(EXCERPTED PASSAGE)
•••
Reporting Owner Name / Address Relationships
 Director  10% Owner  Officer  Other
Hughes Michael D
C/O BARRACUDA NETWORKS, INC.
3175 S. WINCHESTER BLVD.
CAMPBELL, CA 95008
      SVP, Worldwide Sales  

Signatures

 /s/ Diane Honda, by power of attorney   02/14/2018
**Signature of Reporting Person Date

Explanation of Responses:

* If the form is filed by more than one reporting person, see Instruction 4(b)(v).
** Intentional misstatements or omissions of facts constitute Federal Criminal Violations. See 18 U.S.C. 1001 and 15 U.S.C. 78ff(a).
(1) Pursuant to the Agreement and Plan of Merger between the Issuer, Project Deep Blue Holdings, LLC, and Project Deep Blue Merger Corp. dated November 26, 2017 (the "Merger Agreement"), each share of Issuer common stock was exchanged for $27.55 in cash.
(2) The reported shares are represented by restricted stock units, or RSUs, which vest as follows: (i) 6,250 RSUs vest on May 1, 2018; (ii) 12,500 RSUs vest on two equal annual installments beginning on May 1, 2018; (iii) 50,625 RSUs vest on three equal annual installments beginning on June 1, 2018; (iv) 60,000 RSUs vest in four equal annual installments beginning on June 1, 2018; and (v) 2,500 RSUs vest on November 1, 2018.
(3) Pursuant to the Merger Agreement, the unvested RSUs were cancelled and converted into the contingent right to receive a cash payment of $3,633,156.25, which represents $27.55 for each outstanding unvested unit which will vest and be payable at the same time as the unvested RSUs for which such cash amount was exchanged would have vested pursuant to its terms.
(4) Shares subject to the option are fully vested. Pursuant to the Merger Agreement, the option was cancelled and converted into the right to receive a cash payment of $731,864.16, which represents the difference between $27.55 and the exercise price of the option per share.
(5) Shares subject to the option are fully vested. Pursuant to the Merger Agreement, the option was cancelled of the merger and converted into the right to receive a cash payment of $132,161.38, which represents the difference between $27.55 and the exercise price of the option per share.
•••
(DATA PROVIDED)
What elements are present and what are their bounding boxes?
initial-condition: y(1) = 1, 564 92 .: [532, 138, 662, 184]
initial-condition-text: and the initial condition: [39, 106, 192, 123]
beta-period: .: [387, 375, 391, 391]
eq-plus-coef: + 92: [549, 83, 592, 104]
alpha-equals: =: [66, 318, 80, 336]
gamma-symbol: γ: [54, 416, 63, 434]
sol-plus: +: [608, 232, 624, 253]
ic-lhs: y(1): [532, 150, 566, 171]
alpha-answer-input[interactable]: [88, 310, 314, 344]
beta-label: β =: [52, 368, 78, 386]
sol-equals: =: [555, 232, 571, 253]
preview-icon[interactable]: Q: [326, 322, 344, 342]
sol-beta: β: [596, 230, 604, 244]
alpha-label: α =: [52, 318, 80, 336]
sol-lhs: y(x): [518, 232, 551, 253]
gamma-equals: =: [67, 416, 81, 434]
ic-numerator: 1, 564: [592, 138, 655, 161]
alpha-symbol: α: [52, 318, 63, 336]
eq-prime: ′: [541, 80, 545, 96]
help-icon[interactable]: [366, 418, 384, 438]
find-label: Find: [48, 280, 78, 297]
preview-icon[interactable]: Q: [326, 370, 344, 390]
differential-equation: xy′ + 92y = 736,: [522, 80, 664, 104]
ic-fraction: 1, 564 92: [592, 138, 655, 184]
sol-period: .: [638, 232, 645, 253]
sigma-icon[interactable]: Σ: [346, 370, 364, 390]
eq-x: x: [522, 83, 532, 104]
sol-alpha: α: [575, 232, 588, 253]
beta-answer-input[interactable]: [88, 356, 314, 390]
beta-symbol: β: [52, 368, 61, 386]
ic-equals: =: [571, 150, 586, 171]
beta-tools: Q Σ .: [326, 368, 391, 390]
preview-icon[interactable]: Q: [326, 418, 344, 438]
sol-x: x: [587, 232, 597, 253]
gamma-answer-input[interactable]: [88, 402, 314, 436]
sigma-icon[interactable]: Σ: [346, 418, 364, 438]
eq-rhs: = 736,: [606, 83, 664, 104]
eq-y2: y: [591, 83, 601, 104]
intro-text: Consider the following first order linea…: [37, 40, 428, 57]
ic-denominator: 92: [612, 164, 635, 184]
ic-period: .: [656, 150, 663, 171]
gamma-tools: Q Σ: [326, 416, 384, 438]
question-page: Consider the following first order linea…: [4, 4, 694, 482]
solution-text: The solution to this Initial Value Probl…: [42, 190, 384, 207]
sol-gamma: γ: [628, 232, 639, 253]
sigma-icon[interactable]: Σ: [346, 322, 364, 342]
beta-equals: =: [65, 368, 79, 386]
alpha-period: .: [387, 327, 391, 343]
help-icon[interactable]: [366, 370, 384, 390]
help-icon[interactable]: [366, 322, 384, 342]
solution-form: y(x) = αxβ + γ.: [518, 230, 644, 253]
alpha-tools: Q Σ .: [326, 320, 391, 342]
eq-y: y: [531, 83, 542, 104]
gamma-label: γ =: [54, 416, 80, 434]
•••
(TASK REQUIREMENTS)
In the Barracuda Networks filing excerpt, under the Merger Agreement, each share of Issuer common stock was exchanged for how much?

(WRITTEN SOLUTION)
$27.55 in cash.